TASK SET —
- A) Copy the forum post on mixing aquarium fertilizer word for word, with nothing changed.
- B) Repeat the part of the records that opens with the line containing "y-tick-label: 1.5 (30, 962, 46, 977)" and closes with the line containing "y-tick-label: 4.0 (30, 781, 46, 796)", including both of those lines and nothing else.

Macros NPK can pretty much be kept indefinitely regarding shelf life AFAIK. Traces are sensitive to light and the water you mix it with, My tapwater is quite high in po4 so I use rain water for mixing traces. Doesn't really matter how you mix them but you do need to take into account solubility, only so much salt will dissolve in water. Depends how you like to dose I guess.

Taking Nitrate as an example if you were looking to dose EI or around 7ppm 3 x per week in a 100 ltr tank...
40 Grams Kno3 in a 500ml bottle each 15ml dose would be 7.36ppm nitrate per dose
20Grams Kno3 in a 250ml bottle each 15ml dose would still be 7.36ppm nitrate per dose
If you want to dose 30ml instead of 15ml you just halve the salt and keep the water volume the same but you would need to make up bottles more often. Obviously the more concentrated you make your mix the less you will be dosing so if you want to make a bottle last as long as possible you want to be dosing maybe 7.5ml at a time you would double the salt and keep the water volume the same so 80grams in 500ml then dose 7.5ml to still get 7.36ppm 

The only limitations you have is how much salt you can get to dissolve in your water. Taken from James Planted Tank it would be as follows but remember you are mixing some of these salts together in one bottle other than the traces.



> *Solubility's In Water* There are limits on how much of a salt can be dissolved in water. As this limit is reached it becomes increasingly difficult to dissolve more. If you are experiencing difficulties in dissolving any of the salts then try doubling the amount of water it is dissolved in. Below are the maximum solubility's of the various chemicals used in the calculator.
> 
> Potassium Nitrate 36g per 100ml
> Potassium Phosphate 22g per 100ml
> ...


----------

[Element and region data]
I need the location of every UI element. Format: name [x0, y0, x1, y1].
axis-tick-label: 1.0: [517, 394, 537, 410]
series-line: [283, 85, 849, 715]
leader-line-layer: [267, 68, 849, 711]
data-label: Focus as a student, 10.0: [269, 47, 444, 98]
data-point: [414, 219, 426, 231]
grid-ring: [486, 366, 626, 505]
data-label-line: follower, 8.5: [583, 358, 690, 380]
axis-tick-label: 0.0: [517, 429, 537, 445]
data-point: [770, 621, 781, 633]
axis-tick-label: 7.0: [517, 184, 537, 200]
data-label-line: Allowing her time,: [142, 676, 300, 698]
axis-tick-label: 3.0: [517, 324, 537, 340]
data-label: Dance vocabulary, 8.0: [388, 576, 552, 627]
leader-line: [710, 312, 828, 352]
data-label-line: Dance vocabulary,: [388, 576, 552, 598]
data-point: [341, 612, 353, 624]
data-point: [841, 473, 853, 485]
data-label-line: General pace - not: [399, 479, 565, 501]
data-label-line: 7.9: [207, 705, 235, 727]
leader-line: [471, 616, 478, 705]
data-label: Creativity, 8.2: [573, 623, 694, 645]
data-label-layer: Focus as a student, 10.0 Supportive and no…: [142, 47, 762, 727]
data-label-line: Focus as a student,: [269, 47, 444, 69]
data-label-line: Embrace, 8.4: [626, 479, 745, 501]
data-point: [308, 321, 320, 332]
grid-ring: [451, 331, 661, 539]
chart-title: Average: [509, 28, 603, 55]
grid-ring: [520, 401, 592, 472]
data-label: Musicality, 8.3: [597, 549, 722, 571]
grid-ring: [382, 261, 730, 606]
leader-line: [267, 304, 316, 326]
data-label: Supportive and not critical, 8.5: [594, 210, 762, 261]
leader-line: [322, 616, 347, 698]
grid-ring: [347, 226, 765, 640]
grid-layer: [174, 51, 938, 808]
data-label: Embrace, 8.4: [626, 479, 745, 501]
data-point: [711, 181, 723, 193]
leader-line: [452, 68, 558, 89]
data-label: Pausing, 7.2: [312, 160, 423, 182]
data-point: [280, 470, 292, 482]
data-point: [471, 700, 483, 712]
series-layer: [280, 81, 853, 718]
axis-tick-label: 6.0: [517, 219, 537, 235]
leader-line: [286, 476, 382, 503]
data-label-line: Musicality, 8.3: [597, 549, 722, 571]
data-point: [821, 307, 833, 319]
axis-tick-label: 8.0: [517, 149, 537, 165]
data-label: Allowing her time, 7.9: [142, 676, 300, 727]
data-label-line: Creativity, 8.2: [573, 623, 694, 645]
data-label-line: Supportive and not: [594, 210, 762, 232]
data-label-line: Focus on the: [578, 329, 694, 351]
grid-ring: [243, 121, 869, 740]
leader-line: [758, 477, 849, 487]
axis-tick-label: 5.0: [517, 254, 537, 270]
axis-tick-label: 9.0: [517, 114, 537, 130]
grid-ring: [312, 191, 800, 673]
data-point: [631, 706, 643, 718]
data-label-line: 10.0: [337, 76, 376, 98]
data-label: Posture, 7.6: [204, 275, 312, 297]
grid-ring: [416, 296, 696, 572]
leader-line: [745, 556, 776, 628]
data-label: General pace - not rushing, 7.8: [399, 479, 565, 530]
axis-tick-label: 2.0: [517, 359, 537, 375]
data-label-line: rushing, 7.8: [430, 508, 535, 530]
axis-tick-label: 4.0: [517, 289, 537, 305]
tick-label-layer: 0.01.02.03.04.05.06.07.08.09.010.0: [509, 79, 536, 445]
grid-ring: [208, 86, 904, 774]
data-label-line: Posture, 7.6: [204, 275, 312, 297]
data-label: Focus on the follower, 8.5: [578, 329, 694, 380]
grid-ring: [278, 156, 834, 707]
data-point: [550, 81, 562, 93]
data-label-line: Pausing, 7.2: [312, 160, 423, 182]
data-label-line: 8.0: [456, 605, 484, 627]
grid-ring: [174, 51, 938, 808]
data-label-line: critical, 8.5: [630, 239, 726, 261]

==

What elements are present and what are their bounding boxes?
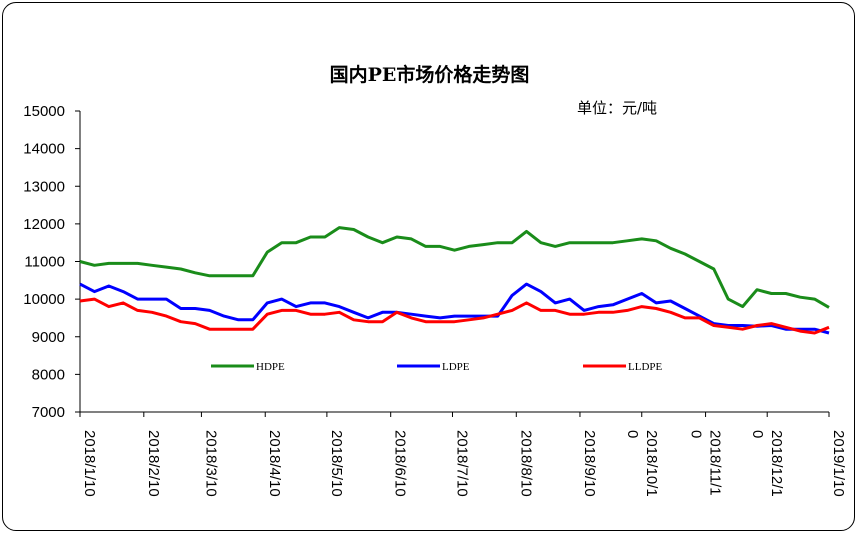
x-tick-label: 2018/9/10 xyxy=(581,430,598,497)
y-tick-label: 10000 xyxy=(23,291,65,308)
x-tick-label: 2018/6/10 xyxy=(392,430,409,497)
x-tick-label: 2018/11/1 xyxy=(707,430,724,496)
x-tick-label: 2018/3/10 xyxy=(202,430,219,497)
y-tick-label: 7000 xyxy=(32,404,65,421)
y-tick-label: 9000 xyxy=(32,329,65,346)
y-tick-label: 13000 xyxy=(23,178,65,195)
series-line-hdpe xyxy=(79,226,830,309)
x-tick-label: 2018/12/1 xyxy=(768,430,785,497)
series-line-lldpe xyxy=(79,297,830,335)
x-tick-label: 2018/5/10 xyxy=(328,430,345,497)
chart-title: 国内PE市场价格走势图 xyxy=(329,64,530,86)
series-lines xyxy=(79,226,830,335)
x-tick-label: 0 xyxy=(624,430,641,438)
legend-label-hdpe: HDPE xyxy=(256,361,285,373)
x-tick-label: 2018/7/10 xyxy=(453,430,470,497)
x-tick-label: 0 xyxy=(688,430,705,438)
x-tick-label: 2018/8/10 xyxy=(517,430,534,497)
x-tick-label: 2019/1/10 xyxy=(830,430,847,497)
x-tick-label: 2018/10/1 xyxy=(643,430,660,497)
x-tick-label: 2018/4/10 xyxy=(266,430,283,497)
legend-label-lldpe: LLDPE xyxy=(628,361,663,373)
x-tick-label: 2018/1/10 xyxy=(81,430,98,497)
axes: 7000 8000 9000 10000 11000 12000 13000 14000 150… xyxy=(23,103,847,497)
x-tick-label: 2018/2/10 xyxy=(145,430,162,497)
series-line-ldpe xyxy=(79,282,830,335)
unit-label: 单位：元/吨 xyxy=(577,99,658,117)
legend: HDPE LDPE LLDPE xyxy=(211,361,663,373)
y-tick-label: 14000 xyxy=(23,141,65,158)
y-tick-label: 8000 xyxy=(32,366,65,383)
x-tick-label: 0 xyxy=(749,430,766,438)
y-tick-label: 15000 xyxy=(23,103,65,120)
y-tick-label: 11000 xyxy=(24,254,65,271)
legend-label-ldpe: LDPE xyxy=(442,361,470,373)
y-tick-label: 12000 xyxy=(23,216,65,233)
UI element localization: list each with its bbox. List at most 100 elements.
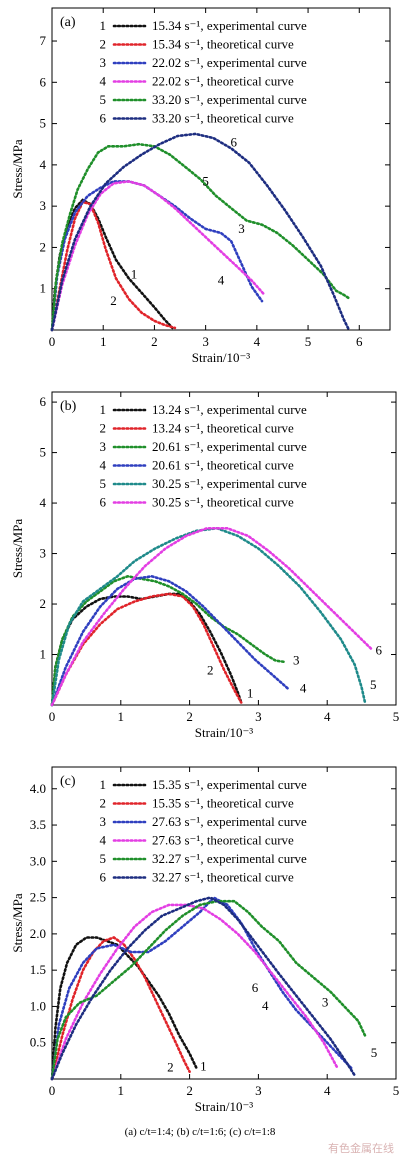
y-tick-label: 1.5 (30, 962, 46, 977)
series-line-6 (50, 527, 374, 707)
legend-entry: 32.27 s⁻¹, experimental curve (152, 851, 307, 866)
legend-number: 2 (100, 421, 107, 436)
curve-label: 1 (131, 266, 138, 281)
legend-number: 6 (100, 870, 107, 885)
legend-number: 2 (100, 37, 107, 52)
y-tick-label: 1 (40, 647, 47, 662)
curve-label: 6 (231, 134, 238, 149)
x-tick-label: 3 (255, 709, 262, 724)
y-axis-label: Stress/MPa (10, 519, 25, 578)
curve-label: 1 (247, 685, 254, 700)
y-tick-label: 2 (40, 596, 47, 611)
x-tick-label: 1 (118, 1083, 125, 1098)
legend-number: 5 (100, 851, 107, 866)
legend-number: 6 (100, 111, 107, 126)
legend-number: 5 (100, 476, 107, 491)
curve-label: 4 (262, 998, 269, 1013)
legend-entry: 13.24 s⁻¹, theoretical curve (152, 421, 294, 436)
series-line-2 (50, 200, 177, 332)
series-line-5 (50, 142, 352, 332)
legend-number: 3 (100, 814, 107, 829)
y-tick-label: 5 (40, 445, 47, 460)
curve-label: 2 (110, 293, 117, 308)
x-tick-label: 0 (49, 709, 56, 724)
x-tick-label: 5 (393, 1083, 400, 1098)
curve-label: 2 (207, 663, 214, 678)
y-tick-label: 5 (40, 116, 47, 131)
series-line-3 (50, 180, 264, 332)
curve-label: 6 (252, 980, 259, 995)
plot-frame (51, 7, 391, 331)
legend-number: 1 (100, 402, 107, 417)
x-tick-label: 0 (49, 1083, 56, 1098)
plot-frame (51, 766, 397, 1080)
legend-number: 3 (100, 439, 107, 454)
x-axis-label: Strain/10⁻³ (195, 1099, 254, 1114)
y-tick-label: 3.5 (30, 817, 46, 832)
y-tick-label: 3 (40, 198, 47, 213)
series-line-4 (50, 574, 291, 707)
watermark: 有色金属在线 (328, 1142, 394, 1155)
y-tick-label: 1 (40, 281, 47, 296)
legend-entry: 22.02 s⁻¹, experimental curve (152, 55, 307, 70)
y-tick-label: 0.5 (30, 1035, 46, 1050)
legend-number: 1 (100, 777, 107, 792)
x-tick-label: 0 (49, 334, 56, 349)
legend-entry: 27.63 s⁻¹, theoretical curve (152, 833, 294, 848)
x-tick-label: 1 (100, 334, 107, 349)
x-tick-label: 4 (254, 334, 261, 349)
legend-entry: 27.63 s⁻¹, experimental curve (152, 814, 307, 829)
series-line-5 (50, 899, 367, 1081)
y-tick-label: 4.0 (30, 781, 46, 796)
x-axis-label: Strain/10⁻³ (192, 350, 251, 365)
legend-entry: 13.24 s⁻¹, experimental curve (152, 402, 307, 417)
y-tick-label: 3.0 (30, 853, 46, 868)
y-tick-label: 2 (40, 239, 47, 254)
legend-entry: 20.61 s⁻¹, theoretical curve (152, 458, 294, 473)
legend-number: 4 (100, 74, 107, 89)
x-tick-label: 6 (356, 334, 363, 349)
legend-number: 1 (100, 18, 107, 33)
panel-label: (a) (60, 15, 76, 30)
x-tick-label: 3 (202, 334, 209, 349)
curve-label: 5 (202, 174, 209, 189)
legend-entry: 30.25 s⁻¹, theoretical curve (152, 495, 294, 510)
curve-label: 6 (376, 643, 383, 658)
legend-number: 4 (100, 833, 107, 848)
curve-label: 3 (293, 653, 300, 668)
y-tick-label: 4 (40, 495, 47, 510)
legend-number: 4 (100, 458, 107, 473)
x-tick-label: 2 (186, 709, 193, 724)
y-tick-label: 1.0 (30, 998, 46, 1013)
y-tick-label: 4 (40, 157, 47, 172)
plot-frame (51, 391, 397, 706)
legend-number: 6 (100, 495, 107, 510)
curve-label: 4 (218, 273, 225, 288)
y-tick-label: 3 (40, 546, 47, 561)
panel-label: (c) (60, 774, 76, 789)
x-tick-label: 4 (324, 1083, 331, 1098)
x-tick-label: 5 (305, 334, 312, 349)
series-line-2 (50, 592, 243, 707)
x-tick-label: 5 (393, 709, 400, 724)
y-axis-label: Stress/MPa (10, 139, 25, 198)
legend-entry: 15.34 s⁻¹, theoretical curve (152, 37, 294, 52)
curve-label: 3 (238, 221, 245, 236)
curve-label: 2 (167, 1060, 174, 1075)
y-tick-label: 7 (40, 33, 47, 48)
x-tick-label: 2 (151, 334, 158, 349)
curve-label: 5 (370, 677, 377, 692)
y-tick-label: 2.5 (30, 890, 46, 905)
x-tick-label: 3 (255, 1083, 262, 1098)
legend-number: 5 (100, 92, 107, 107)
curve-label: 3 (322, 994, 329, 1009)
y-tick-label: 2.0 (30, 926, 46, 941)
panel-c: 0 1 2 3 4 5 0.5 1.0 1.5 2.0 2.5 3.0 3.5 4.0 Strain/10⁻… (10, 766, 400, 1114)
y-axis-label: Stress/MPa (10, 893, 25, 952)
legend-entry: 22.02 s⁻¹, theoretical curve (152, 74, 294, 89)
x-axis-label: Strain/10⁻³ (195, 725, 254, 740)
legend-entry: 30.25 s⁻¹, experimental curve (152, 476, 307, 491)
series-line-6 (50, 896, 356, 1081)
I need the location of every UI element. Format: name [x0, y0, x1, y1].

PROBLEM SOLUTIONS —
- A)
Macros NPK can pretty much be kept indefinitely regarding shelf life AFAIK. Traces are sensitive to light and the water you mix it with, My tapwater is quite high in po4 so I use rain water for mixing traces. Doesn't really matter how you mix them but you do need to take into account solubility, only so much salt will dissolve in water. Depends how you like to dose I guess.

Taking Nitrate as an example if you were looking to dose EI or around 7ppm 3 x per week in a 100 ltr tank...
40 Grams Kno3 in a 500ml bottle each 15ml dose would be 7.36ppm nitrate per dose
20Grams Kno3 in a 250ml bottle each 15ml dose would still be 7.36ppm nitrate per dose
If you want to dose 30ml instead of 15ml you just halve the salt and keep the water volume the same but you would need to make up bottles more often. Obviously the more concentrated you make your mix the less you will be dosing so if you want to make a bottle last as long as possible you want to be dosing maybe 7.5ml at a time you would double the salt and keep the water volume the same so 80grams in 500ml then dose 7.5ml to still get 7.36ppm 

The only limitations you have is how much salt you can get to dissolve in your water. Taken from James Planted Tank it would be as follows but remember you are mixing some of these salts together in one bottle other than the traces.



> *Solubility's In Water* There are limits on how much of a salt can be dissolved in water. As this limit is reached it becomes increasingly difficult to dissolve more. If you are experiencing difficulties in dissolving any of the salts then try doubling the amount of water it is dissolved in. Below are the maximum solubility's of the various chemicals used in the calculator.
> 
> Potassium Nitrate 36g per 100ml
> Potassium Phosphate 22g per 100ml
> ...


----------

- B)
y-tick-label: 1.5 (30, 962, 46, 977)
series-line-6 (50, 527, 374, 707)
legend-entry: 32.27 s⁻¹, experimental curve (152, 851, 307, 866)
legend-number: 2 (100, 421, 107, 436)
curve-label: 1 (131, 266, 138, 281)
legend-number: 6 (100, 870, 107, 885)
legend-number: 2 (100, 37, 107, 52)
y-tick-label: 1 (40, 647, 47, 662)
curve-label: 6 (231, 134, 238, 149)
x-tick-label: 3 (255, 709, 262, 724)
y-axis-label: Stress/MPa (10, 519, 25, 578)
curve-label: 1 (247, 685, 254, 700)
y-tick-label: 2 (40, 596, 47, 611)
x-tick-label: 1 (118, 1083, 125, 1098)
legend-number: 5 (100, 851, 107, 866)
legend-number: 6 (100, 111, 107, 126)
legend-number: 5 (100, 476, 107, 491)
curve-label: 4 (262, 998, 269, 1013)
legend-entry: 13.24 s⁻¹, theoretical curve (152, 421, 294, 436)
series-line-2 (50, 200, 177, 332)
series-line-5 (50, 142, 352, 332)
legend-number: 3 (100, 814, 107, 829)
y-tick-label: 5 (40, 445, 47, 460)
curve-label: 2 (110, 293, 117, 308)
x-tick-label: 0 (49, 709, 56, 724)
x-tick-label: 5 (393, 1083, 400, 1098)
curve-label: 2 (207, 663, 214, 678)
y-tick-label: 5 (40, 116, 47, 131)
series-line-3 (50, 180, 264, 332)
curve-label: 6 (252, 980, 259, 995)
plot-frame (51, 7, 391, 331)
legend-number: 1 (100, 402, 107, 417)
x-tick-label: 0 (49, 1083, 56, 1098)
plot-frame (51, 766, 397, 1080)
legend-number: 3 (100, 439, 107, 454)
x-axis-label: Strain/10⁻³ (195, 1099, 254, 1114)
y-tick-label: 3.5 (30, 817, 46, 832)
y-tick-label: 3 (40, 198, 47, 213)
series-line-4 (50, 574, 291, 707)
watermark: 有色金属在线 (328, 1142, 394, 1155)
y-tick-label: 1 (40, 281, 47, 296)
legend-entry: 22.02 s⁻¹, experimental curve (152, 55, 307, 70)
y-tick-label: 0.5 (30, 1035, 46, 1050)
legend-number: 1 (100, 777, 107, 792)
x-tick-label: 0 (49, 334, 56, 349)
legend-entry: 27.63 s⁻¹, theoretical curve (152, 833, 294, 848)
x-tick-label: 1 (100, 334, 107, 349)
x-tick-label: 4 (254, 334, 261, 349)
legend-entry: 27.63 s⁻¹, experimental curve (152, 814, 307, 829)
series-line-5 (50, 899, 367, 1081)
y-tick-label: 4.0 (30, 781, 46, 796)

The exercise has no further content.